#### MATERIALS PROVIDED

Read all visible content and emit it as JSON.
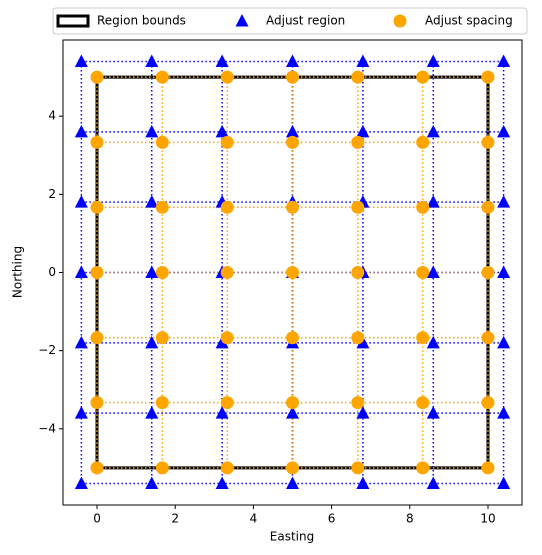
{
  "chart_data": {
    "type": "scatter",
    "x_label": "Easting",
    "y_label": "Northing",
    "xlim": [
      -0.87,
      10.87
    ],
    "ylim": [
      -5.95,
      5.95
    ],
    "xticks": [
      0,
      2,
      4,
      6,
      8,
      10
    ],
    "yticks": [
      {
        "value": -4,
        "label": "−4"
      },
      {
        "value": -2,
        "label": "−2"
      },
      0,
      2,
      4
    ],
    "legend": "top-outside",
    "series": [
      {
        "name": "Region bounds",
        "color": "#000000",
        "marker": "none",
        "linestyle": "solid",
        "x": [
          0,
          10,
          10,
          0,
          0
        ],
        "values": [
          -5,
          -5,
          5,
          5,
          -5
        ]
      },
      {
        "name": "Adjust region",
        "color": "#0000ff",
        "marker": "triangle",
        "linestyle": "dotted",
        "x": [
          -0.4,
          1.4,
          3.2,
          5,
          6.8,
          8.6,
          10.4,
          -0.4,
          1.4,
          3.2,
          5,
          6.8,
          8.6,
          10.4,
          -0.4,
          1.4,
          3.2,
          5,
          6.8,
          8.6,
          10.4,
          -0.4,
          1.4,
          3.2,
          5,
          6.8,
          8.6,
          10.4,
          -0.4,
          1.4,
          3.2,
          5,
          6.8,
          8.6,
          10.4,
          -0.4,
          1.4,
          3.2,
          5,
          6.8,
          8.6,
          10.4,
          -0.4,
          1.4,
          3.2,
          5,
          6.8,
          8.6,
          10.4
        ],
        "values": [
          -5.4,
          -5.4,
          -5.4,
          -5.4,
          -5.4,
          -5.4,
          -5.4,
          -3.6,
          -3.6,
          -3.6,
          -3.6,
          -3.6,
          -3.6,
          -3.6,
          -1.8,
          -1.8,
          -1.8,
          -1.8,
          -1.8,
          -1.8,
          -1.8,
          0,
          0,
          0,
          0,
          0,
          0,
          0,
          1.8,
          1.8,
          1.8,
          1.8,
          1.8,
          1.8,
          1.8,
          3.6,
          3.6,
          3.6,
          3.6,
          3.6,
          3.6,
          3.6,
          5.4,
          5.4,
          5.4,
          5.4,
          5.4,
          5.4,
          5.4
        ]
      },
      {
        "name": "Adjust spacing",
        "color": "#ffa500",
        "marker": "circle",
        "linestyle": "dotted",
        "x": [
          0,
          1.67,
          3.33,
          5,
          6.67,
          8.33,
          10,
          0,
          1.67,
          3.33,
          5,
          6.67,
          8.33,
          10,
          0,
          1.67,
          3.33,
          5,
          6.67,
          8.33,
          10,
          0,
          1.67,
          3.33,
          5,
          6.67,
          8.33,
          10,
          0,
          1.67,
          3.33,
          5,
          6.67,
          8.33,
          10,
          0,
          1.67,
          3.33,
          5,
          6.67,
          8.33,
          10,
          0,
          1.67,
          3.33,
          5,
          6.67,
          8.33,
          10
        ],
        "values": [
          -5,
          -5,
          -5,
          -5,
          -5,
          -5,
          -5,
          -3.33,
          -3.33,
          -3.33,
          -3.33,
          -3.33,
          -3.33,
          -3.33,
          -1.67,
          -1.67,
          -1.67,
          -1.67,
          -1.67,
          -1.67,
          -1.67,
          0,
          0,
          0,
          0,
          0,
          0,
          0,
          1.67,
          1.67,
          1.67,
          1.67,
          1.67,
          1.67,
          1.67,
          3.33,
          3.33,
          3.33,
          3.33,
          3.33,
          3.33,
          3.33,
          5,
          5,
          5,
          5,
          5,
          5,
          5
        ]
      }
    ]
  }
}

########

**TO BE DONE:** Return each line from the material above exactly, but not the pictures.

**TASK OUTPUT:**
Read all visible content and emit it as JSON.
{
  "chart_data": {
    "type": "scatter",
    "x_label": "Easting",
    "y_label": "Northing",
    "xlim": [
      -0.87,
      10.87
    ],
    "ylim": [
      -5.95,
      5.95
    ],
    "xticks": [
      0,
      2,
      4,
      6,
      8,
      10
    ],
    "yticks": [
      {
        "value": -4,
        "label": "−4"
      },
      {
        "value": -2,
        "label": "−2"
      },
      0,
      2,
      4
    ],
    "legend": "top-outside",
    "series": [
      {
        "name": "Region bounds",
        "color": "#000000",
        "marker": "none",
        "linestyle": "solid",
        "x": [
          0,
          10,
          10,
          0,
          0
        ],
        "values": [
          -5,
          -5,
          5,
          5,
          -5
        ]
      },
      {
        "name": "Adjust region",
        "color": "#0000ff",
        "marker": "triangle",
        "linestyle": "dotted",
        "x": [
          -0.4,
          1.4,
          3.2,
          5,
          6.8,
          8.6,
          10.4,
          -0.4,
          1.4,
          3.2,
          5,
          6.8,
          8.6,
          10.4,
          -0.4,
          1.4,
          3.2,
          5,
          6.8,
          8.6,
          10.4,
          -0.4,
          1.4,
          3.2,
          5,
          6.8,
          8.6,
          10.4,
          -0.4,
          1.4,
          3.2,
          5,
          6.8,
          8.6,
          10.4,
          -0.4,
          1.4,
          3.2,
          5,
          6.8,
          8.6,
          10.4,
          -0.4,
          1.4,
          3.2,
          5,
          6.8,
          8.6,
          10.4
        ],
        "values": [
          -5.4,
          -5.4,
          -5.4,
          -5.4,
          -5.4,
          -5.4,
          -5.4,
          -3.6,
          -3.6,
          -3.6,
          -3.6,
          -3.6,
          -3.6,
          -3.6,
          -1.8,
          -1.8,
          -1.8,
          -1.8,
          -1.8,
          -1.8,
          -1.8,
          0,
          0,
          0,
          0,
          0,
          0,
          0,
          1.8,
          1.8,
          1.8,
          1.8,
          1.8,
          1.8,
          1.8,
          3.6,
          3.6,
          3.6,
          3.6,
          3.6,
          3.6,
          3.6,
          5.4,
          5.4,
          5.4,
          5.4,
          5.4,
          5.4,
          5.4
        ]
      },
      {
        "name": "Adjust spacing",
        "color": "#ffa500",
        "marker": "circle",
        "linestyle": "dotted",
        "x": [
          0,
          1.67,
          3.33,
          5,
          6.67,
          8.33,
          10,
          0,
          1.67,
          3.33,
          5,
          6.67,
          8.33,
          10,
          0,
          1.67,
          3.33,
          5,
          6.67,
          8.33,
          10,
          0,
          1.67,
          3.33,
          5,
          6.67,
          8.33,
          10,
          0,
          1.67,
          3.33,
          5,
          6.67,
          8.33,
          10,
          0,
          1.67,
          3.33,
          5,
          6.67,
          8.33,
          10,
          0,
          1.67,
          3.33,
          5,
          6.67,
          8.33,
          10
        ],
        "values": [
          -5,
          -5,
          -5,
          -5,
          -5,
          -5,
          -5,
          -3.33,
          -3.33,
          -3.33,
          -3.33,
          -3.33,
          -3.33,
          -3.33,
          -1.67,
          -1.67,
          -1.67,
          -1.67,
          -1.67,
          -1.67,
          -1.67,
          0,
          0,
          0,
          0,
          0,
          0,
          0,
          1.67,
          1.67,
          1.67,
          1.67,
          1.67,
          1.67,
          1.67,
          3.33,
          3.33,
          3.33,
          3.33,
          3.33,
          3.33,
          3.33,
          5,
          5,
          5,
          5,
          5,
          5,
          5
        ]
      }
    ]
  }
}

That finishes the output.